== WHAT NEEDS TO BE DONE ==
In the data below, locate each line with the word "permainan" and list it.

--- Start RAW DATA ---

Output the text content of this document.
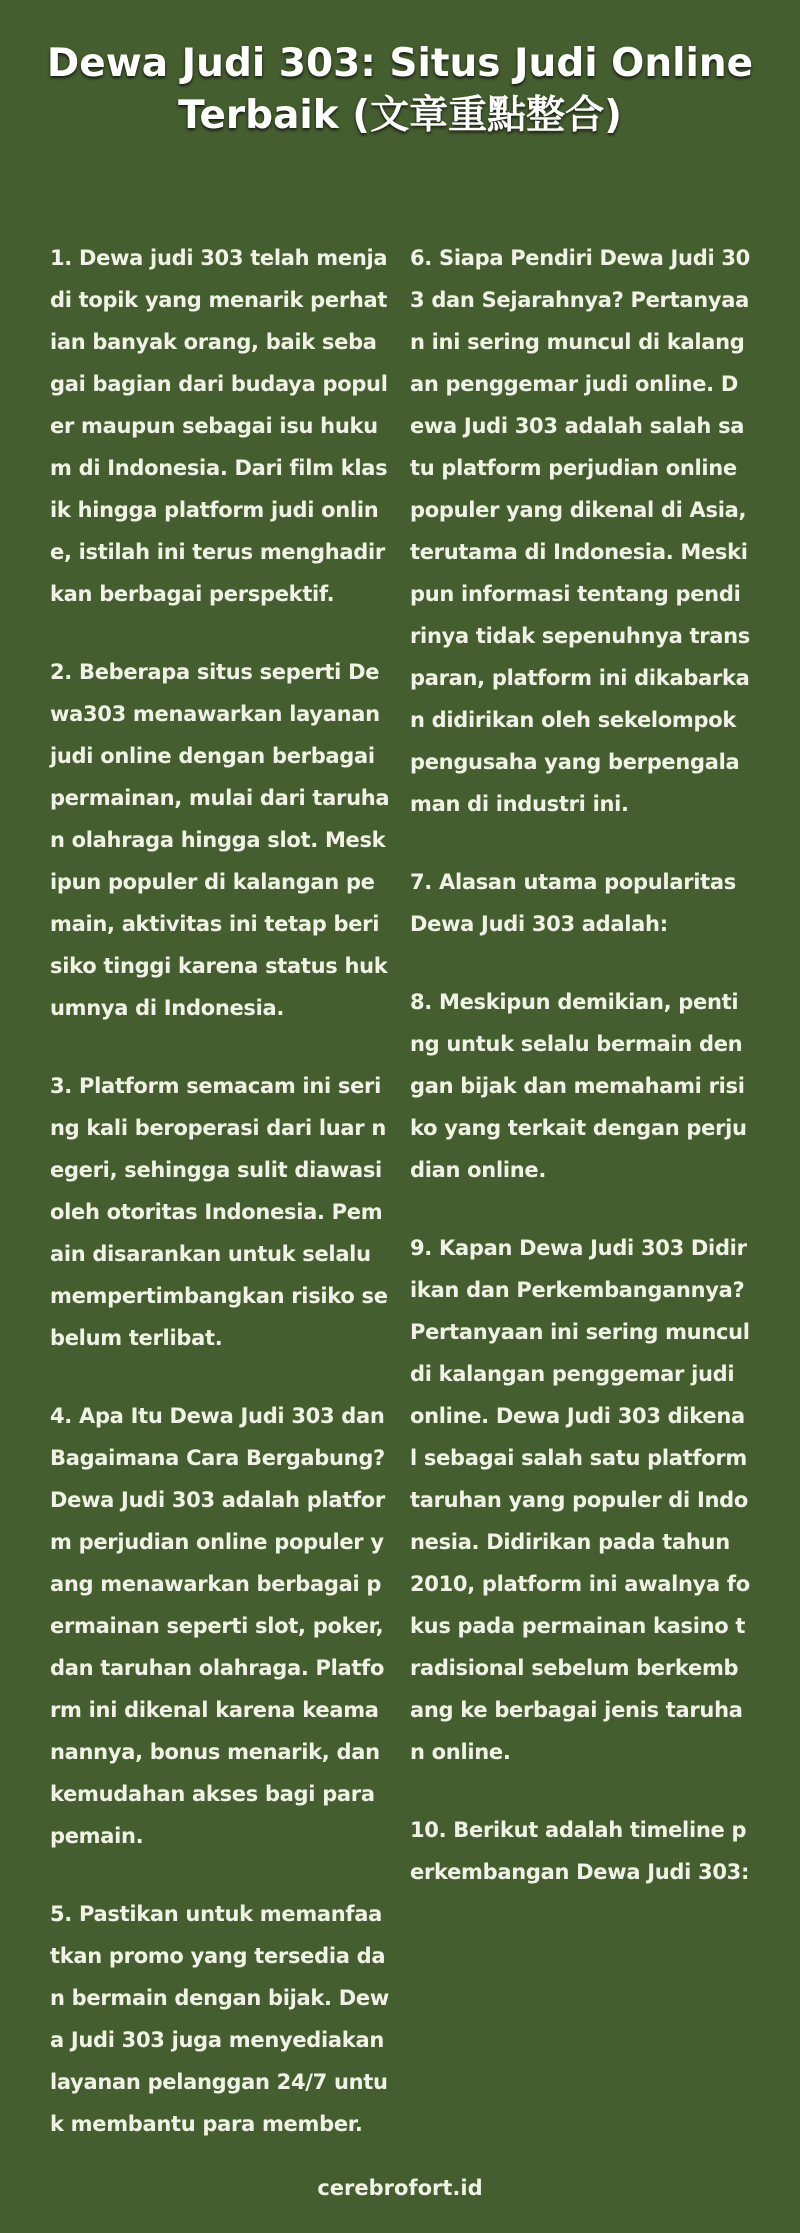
Dewa Judi 303: Situs Judi Online Terbaik (文章重點整合)

1. Dewa judi 303 telah menjadi topik yang menarik perhatian banyak orang, baik sebagai bagian dari budaya populer maupun sebagai isu hukum di Indonesia. Dari film klasik hingga platform judi online, istilah ini terus menghadirkan berbagai perspektif.

2. Beberapa situs seperti Dewa303 menawarkan layanan judi online dengan berbagai permainan, mulai dari taruhan olahraga hingga slot. Meskipun populer di kalangan pemain, aktivitas ini tetap berisiko tinggi karena status hukumnya di Indonesia.

3. Platform semacam ini sering kali beroperasi dari luar negeri, sehingga sulit diawasi oleh otoritas Indonesia. Pemain disarankan untuk selalu mempertimbangkan risiko sebelum terlibat.

4. Apa Itu Dewa Judi 303 dan Bagaimana Cara Bergabung? Dewa Judi 303 adalah platform perjudian online populer yang menawarkan berbagai permainan seperti slot, poker, dan taruhan olahraga. Platform ini dikenal karena keamanannya, bonus menarik, dan kemudahan akses bagi para pemain.

5. Pastikan untuk memanfaatkan promo yang tersedia dan bermain dengan bijak. Dewa Judi 303 juga menyediakan layanan pelanggan 24/7 untuk membantu para member.

6. Siapa Pendiri Dewa Judi 303 dan Sejarahnya? Pertanyaan ini sering muncul di kalangan penggemar judi online. Dewa Judi 303 adalah salah satu platform perjudian online populer yang dikenal di Asia, terutama di Indonesia. Meskipun informasi tentang pendirinya tidak sepenuhnya transparan, platform ini dikabarkan didirikan oleh sekelompok pengusaha yang berpengalaman di industri ini.

7. Alasan utama popularitas Dewa Judi 303 adalah:

8. Meskipun demikian, penting untuk selalu bermain dengan bijak dan memahami risiko yang terkait dengan perjudian online.

9. Kapan Dewa Judi 303 Didirikan dan Perkembangannya? Pertanyaan ini sering muncul di kalangan penggemar judi online. Dewa Judi 303 dikenal sebagai salah satu platform taruhan yang populer di Indonesia. Didirikan pada tahun 2010, platform ini awalnya fokus pada permainan kasino tradisional sebelum berkembang ke berbagai jenis taruhan online.

10. Berikut adalah timeline perkembangan Dewa Judi 303:

cerebrofort.id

--- End RAW DATA ---

== WRITTEN SOLUTION ==
2. Beberapa situs seperti Dewa303 menawarkan layanan judi online dengan berbagai permainan, mulai dari taruhan olahraga hingga slot. Meskipun populer di kalangan pemain, aktivitas ini tetap berisiko tinggi karena status hukumnya di Indonesia.
4. Apa Itu Dewa Judi 303 dan Bagaimana Cara Bergabung? Dewa Judi 303 adalah platform perjudian online populer yang menawarkan berbagai permainan seperti slot, poker, dan taruhan olahraga. Platform ini dikenal karena keamanannya, bonus menarik, dan kemudahan akses bagi para pemain.
9. Kapan Dewa Judi 303 Didirikan dan Perkembangannya? Pertanyaan ini sering muncul di kalangan penggemar judi online. Dewa Judi 303 dikenal sebagai salah satu platform taruhan yang populer di Indonesia. Didirikan pada tahun 2010, platform ini awalnya fokus pada permainan kasino tradisional sebelum berkembang ke berbagai jenis taruhan online.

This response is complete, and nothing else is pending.